# [Task statement]
Copy the lines of the listing word for word, starting at the very beginning and ending with the line that contains "computer-terminal-icon xyxy=(882,270,956,348)", including that line.

Region and label listings
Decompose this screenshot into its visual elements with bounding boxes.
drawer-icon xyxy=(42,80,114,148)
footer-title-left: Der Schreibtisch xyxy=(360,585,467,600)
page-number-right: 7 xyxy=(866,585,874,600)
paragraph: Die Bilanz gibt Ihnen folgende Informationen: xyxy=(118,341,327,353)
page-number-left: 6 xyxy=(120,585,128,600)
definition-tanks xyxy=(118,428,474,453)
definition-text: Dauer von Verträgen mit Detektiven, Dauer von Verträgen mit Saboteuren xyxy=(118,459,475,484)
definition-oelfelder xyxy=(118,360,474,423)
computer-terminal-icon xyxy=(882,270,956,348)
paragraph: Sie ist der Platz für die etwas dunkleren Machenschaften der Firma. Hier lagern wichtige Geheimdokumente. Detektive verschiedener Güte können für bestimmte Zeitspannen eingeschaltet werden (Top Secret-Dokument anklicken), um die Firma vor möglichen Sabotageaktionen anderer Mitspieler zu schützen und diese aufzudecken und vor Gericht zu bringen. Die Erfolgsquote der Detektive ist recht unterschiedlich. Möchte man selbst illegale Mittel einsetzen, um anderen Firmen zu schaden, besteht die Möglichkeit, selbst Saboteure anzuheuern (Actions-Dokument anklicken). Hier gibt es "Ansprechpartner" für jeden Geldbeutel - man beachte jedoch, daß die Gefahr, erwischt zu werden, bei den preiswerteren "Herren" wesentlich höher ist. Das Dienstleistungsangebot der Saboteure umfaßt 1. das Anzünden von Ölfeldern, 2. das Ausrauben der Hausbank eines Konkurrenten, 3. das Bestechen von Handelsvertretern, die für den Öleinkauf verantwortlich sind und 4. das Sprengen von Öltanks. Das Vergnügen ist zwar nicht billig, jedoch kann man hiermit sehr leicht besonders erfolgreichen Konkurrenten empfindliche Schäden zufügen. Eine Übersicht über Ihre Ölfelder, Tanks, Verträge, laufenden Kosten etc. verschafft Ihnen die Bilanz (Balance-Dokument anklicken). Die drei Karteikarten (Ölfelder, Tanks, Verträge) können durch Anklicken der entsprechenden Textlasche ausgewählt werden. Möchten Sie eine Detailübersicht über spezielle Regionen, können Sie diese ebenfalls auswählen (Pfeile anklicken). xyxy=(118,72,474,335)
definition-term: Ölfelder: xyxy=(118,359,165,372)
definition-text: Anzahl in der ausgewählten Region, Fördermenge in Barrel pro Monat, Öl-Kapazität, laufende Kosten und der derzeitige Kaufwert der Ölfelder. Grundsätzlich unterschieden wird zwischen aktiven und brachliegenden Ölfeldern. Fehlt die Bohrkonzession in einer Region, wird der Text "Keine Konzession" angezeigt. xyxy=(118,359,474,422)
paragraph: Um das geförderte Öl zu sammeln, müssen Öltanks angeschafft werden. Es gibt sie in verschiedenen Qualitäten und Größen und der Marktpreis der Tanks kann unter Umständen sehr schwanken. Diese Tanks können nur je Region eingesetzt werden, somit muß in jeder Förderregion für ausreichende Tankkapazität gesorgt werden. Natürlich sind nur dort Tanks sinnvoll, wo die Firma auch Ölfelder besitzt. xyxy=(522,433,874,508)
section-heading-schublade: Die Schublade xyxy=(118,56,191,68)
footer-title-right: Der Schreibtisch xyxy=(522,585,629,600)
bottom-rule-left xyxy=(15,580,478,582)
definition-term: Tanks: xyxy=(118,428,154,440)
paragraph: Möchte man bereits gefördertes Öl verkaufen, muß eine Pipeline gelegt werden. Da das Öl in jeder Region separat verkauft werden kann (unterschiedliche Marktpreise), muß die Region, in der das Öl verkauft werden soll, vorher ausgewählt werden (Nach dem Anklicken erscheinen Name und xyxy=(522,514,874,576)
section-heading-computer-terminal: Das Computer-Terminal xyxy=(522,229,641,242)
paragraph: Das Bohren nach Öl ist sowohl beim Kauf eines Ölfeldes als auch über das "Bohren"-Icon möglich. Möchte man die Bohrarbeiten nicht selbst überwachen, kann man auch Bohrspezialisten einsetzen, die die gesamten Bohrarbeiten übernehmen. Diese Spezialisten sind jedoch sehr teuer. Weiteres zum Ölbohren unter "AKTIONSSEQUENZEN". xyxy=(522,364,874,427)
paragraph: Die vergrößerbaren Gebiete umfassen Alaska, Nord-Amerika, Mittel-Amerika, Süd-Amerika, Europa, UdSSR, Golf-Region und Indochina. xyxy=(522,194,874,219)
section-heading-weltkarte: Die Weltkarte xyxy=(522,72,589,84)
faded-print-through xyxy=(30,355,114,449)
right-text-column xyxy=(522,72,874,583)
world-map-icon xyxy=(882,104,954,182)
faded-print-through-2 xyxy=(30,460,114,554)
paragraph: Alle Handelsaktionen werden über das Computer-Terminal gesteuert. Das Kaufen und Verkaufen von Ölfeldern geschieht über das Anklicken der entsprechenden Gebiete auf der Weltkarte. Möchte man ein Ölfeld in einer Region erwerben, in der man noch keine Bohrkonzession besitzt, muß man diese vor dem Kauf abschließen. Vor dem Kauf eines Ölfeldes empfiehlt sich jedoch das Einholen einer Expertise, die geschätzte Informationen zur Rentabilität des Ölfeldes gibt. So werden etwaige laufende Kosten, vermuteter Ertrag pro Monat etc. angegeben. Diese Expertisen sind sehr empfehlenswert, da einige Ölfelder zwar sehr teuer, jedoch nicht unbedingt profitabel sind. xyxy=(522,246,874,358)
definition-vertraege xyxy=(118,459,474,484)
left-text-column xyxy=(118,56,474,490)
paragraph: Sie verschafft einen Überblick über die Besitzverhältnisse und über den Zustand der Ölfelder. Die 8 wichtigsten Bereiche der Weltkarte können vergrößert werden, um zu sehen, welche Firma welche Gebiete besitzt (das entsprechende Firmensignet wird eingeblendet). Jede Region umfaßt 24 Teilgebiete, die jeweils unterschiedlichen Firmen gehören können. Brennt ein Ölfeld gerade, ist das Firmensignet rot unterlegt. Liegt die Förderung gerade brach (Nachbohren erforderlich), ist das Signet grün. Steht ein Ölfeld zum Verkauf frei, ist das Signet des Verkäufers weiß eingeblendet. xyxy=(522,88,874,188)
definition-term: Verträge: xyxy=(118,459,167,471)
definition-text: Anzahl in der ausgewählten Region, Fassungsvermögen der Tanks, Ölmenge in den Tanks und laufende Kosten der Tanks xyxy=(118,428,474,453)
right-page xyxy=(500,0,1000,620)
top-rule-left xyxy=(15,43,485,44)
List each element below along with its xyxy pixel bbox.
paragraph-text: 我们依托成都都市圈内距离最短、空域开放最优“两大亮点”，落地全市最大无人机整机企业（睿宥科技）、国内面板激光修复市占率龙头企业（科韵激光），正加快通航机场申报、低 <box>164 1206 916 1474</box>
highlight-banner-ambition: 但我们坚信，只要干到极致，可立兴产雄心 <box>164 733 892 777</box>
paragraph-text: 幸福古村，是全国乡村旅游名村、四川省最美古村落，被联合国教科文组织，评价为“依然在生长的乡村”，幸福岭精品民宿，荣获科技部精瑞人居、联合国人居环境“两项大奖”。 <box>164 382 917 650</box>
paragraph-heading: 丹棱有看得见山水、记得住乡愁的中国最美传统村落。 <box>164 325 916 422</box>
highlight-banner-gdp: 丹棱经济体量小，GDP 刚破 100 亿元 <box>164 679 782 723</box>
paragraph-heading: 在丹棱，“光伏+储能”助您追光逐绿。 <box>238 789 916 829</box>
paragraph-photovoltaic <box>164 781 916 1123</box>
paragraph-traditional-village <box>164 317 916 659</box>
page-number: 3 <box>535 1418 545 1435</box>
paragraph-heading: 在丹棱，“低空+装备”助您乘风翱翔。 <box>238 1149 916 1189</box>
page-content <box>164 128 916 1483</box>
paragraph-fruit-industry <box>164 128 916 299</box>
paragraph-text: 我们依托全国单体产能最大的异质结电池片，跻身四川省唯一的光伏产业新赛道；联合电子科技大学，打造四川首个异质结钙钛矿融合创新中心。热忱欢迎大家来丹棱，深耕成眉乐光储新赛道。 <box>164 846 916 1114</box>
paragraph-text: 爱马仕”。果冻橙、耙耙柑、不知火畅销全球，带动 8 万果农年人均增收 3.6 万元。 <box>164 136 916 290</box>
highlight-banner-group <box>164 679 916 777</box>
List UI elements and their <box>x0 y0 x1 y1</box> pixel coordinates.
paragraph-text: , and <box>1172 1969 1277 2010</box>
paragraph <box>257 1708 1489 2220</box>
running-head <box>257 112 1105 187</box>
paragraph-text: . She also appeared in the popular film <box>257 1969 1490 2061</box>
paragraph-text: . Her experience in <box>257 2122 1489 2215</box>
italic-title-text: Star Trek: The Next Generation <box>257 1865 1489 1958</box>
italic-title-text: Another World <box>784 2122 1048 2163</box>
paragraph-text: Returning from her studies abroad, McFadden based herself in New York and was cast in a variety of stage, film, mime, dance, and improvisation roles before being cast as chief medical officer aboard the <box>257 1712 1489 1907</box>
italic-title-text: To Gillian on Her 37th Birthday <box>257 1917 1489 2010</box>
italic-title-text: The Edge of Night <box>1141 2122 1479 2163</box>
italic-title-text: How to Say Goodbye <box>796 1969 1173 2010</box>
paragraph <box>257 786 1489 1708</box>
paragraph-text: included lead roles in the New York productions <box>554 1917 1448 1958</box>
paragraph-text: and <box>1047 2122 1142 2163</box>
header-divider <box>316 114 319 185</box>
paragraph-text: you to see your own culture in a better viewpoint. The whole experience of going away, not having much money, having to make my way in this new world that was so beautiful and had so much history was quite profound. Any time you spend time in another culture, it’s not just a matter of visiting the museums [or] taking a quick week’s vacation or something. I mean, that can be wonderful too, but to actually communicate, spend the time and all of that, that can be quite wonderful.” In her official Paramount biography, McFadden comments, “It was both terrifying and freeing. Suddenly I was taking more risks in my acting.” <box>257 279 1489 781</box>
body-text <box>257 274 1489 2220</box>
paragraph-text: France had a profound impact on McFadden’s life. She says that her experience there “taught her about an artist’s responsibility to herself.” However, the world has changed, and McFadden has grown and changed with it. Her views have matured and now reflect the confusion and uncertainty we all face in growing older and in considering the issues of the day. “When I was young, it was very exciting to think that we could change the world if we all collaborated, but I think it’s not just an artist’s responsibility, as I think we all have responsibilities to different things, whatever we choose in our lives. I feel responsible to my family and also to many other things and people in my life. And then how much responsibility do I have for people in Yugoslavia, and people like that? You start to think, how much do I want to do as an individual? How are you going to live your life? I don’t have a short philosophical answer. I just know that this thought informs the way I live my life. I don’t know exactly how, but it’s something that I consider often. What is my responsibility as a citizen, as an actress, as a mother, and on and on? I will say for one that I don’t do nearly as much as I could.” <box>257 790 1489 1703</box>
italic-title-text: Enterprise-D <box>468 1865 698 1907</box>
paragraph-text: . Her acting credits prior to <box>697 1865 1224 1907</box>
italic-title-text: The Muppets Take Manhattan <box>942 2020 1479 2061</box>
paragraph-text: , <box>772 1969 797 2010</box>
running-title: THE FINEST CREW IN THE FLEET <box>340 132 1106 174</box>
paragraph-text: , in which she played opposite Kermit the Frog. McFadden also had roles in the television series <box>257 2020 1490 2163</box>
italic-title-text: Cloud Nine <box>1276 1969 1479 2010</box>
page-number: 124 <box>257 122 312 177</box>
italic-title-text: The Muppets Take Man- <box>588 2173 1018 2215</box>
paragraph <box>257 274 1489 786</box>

# [Answer]
Decompose this screenshot into its visual elements with bounding boxes.
drawer-icon xyxy=(42,80,114,148)
footer-title-left: Der Schreibtisch xyxy=(360,585,467,600)
page-number-right: 7 xyxy=(866,585,874,600)
paragraph: Die Bilanz gibt Ihnen folgende Informationen: xyxy=(118,341,327,353)
page-number-left: 6 xyxy=(120,585,128,600)
definition-tanks xyxy=(118,428,474,453)
definition-text: Dauer von Verträgen mit Detektiven, Dauer von Verträgen mit Saboteuren xyxy=(118,459,475,484)
definition-oelfelder xyxy=(118,360,474,423)
computer-terminal-icon xyxy=(882,270,956,348)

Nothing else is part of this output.